-- Wybrany fragment --
==*==
Pierwszą samodzielną placówką, jaką otrzymał 30 sierpnia 1988 r., była parafia Pratulin. Przez dziewięcioletni okres pracy duszpasterskiej ks. Andrzej zaangażowany był w szerzenie kultu i przygotowania do beatyfikacji Wincentego Lewoniuka i 12 Towarzyszy Męczenników Podlaskich. Od powstania w 1991 r. Stowarzyszenia Pamięci Unitów Podlaskich „Martyrium” był jego członkiem i aktywnie wspierał różne formy upamiętniania męczeństwa unitów. 6 października 1996 r. z delegacją parafian wziął udział w uroczystościach beatyfikacyjnych w Rzymie. W Pratulinie przeprowadził szereg inwestycji gospodarczych, m.in. odnowił kościół i wybudował nową plebanię. Jednocześnie ukończył studia w Papieskim Wydziale Teologicznym w Warszawie, uzyskując stopień magistra teologii.
==*==
-- Zadanie do wykonania --
Odpowiedz na pytania do fragmentu o pracy ks. Andrzeja w Pratulinie:
(a) Kiedy ks. Andrzej otrzymał parafię Pratulin?
(b) Którego dnia wziął udział w uroczystościach beatyfikacyjnych w Rzymie?
(c) Jaki stopień uzyskał i na jakiej uczelni?
==*==
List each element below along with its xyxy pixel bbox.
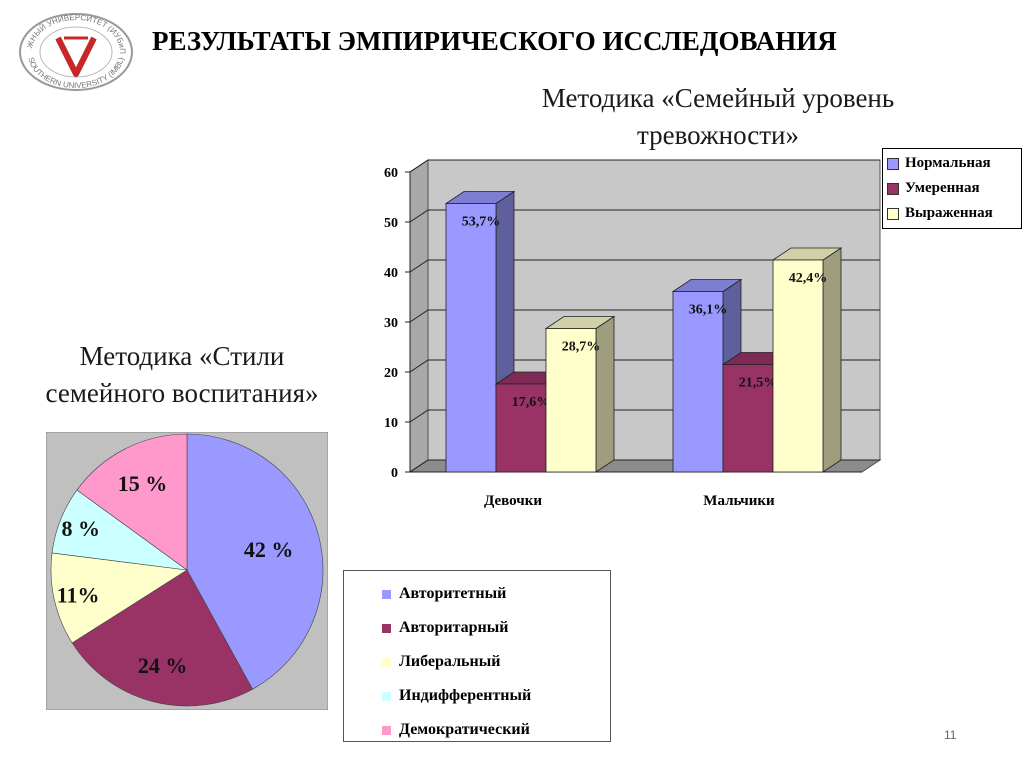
x-category-label: Мальчики [703,493,775,509]
bar-legend-swatch [887,182,899,195]
pie-legend-label: Демократический [399,721,530,738]
pie-legend-label: Индифферентный [399,687,532,704]
bar-chart-title: Методика «Семейный уровень тревожности» [478,80,958,154]
bar-chart-legend: Нормальная Умеренная Выраженная [882,148,1022,229]
bar [771,247,843,473]
logo-emblem [55,36,97,77]
pie-data-label: 42 % [244,537,294,562]
bar [544,315,616,473]
pie-legend-swatch [382,657,391,667]
pie-legend-item: Либеральный [382,645,610,679]
page-title: РЕЗУЛЬТАТЫ ЭМПИРИЧЕСКОГО ИССЛЕДОВАНИЯ [152,26,837,56]
pie-legend-item: Авторитарный [382,611,610,645]
bar-front [772,259,824,473]
pie-data-label: 11% [57,582,100,607]
pie-chart-title-line2: семейного воспитания» [45,378,319,408]
pie-slice [71,569,253,707]
bar-data-label: 21,5% [739,376,778,391]
bar-chart: 0 10 20 30 40 50 60 53,7% 17,6% 28,7% Девочки 36,1%… [384,159,882,509]
pie-chart: 42 % 24 % 11% 8 % 15 % [46,432,328,710]
pie-legend-swatch [382,691,391,701]
bar-front [672,291,724,473]
bar-front [495,383,547,473]
pie-data-label: 8 % [62,516,101,541]
bar-data-label: 36,1% [689,303,728,318]
bar-chart-title-line1: Методика «Семейный уровень [541,83,895,113]
bar-front [722,364,774,473]
pie-slice [186,433,324,690]
y-tick-label: 40 [384,266,398,281]
gridline [409,209,880,223]
y-tick-label: 60 [384,166,398,181]
bar-data-label: 17,6% [512,395,551,410]
pie-legend-swatch [382,623,391,633]
x-category-label: Девочки [484,493,542,509]
pie-legend-item: Индифферентный [382,679,610,713]
bar-data-label: 53,7% [462,215,501,230]
pie-legend-item: Демократический [382,713,610,747]
bar-legend-item: Нормальная [887,151,1021,176]
pie-chart-title: Методика «Стили семейного воспитания» [2,338,362,412]
pie-legend-label: Авторитарный [399,619,509,636]
bar-legend-label: Умеренная [905,180,980,196]
y-tick-label: 20 [384,366,398,381]
bar-data-label: 28,7% [562,340,601,355]
gridline [409,259,880,273]
page-number: 11 [944,728,957,742]
pie-legend-item: Авторитетный [382,577,610,611]
university-logo: ЮЖНЫЙ УНИВЕРСИТЕТ (ИУБиП) SOUTHERN UNIVE… [14,8,133,91]
bar-legend-item: Выраженная [887,201,1021,226]
pie-legend-label: Либеральный [399,653,501,670]
bar-legend-swatch [887,157,899,170]
y-tick-label: 0 [391,466,398,481]
pie-data-label: 15 % [118,471,168,496]
bar-front [445,203,497,473]
bar-legend-item: Умеренная [887,176,1021,201]
bar-legend-label: Нормальная [905,155,991,171]
y-tick-label: 50 [384,216,398,231]
y-tick-label: 10 [384,416,398,431]
bar-data-label: 42,4% [789,271,828,286]
pie-slice [76,433,188,571]
pie-data-label: 24 % [138,653,188,678]
pie-legend-swatch [382,589,391,599]
gridline [409,159,880,173]
bar-legend-label: Выраженная [905,205,993,221]
pie-chart-title-line1: Методика «Стили [79,341,285,371]
pie-chart-legend: Авторитетный Авторитарный Либеральный Ин… [343,570,611,742]
bar-legend-swatch [887,207,899,220]
bar-front [545,328,597,473]
pie-legend-swatch [382,725,391,735]
pie-legend-label: Авторитетный [399,585,507,602]
bar-chart-title-line2: тревожности» [636,120,799,150]
pie-slice [50,552,188,644]
y-tick-label: 30 [384,316,398,331]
==*==
-- Rozwiązane zadanie --
(a) Otrzymał ją 30 sierpnia 1988 r.
(b) Wziął w nich udział 6 października 1996 r.
(c) Uzyskał stopień magistra teologii na Papieskim Wydziale Teologicznym w Warszawie.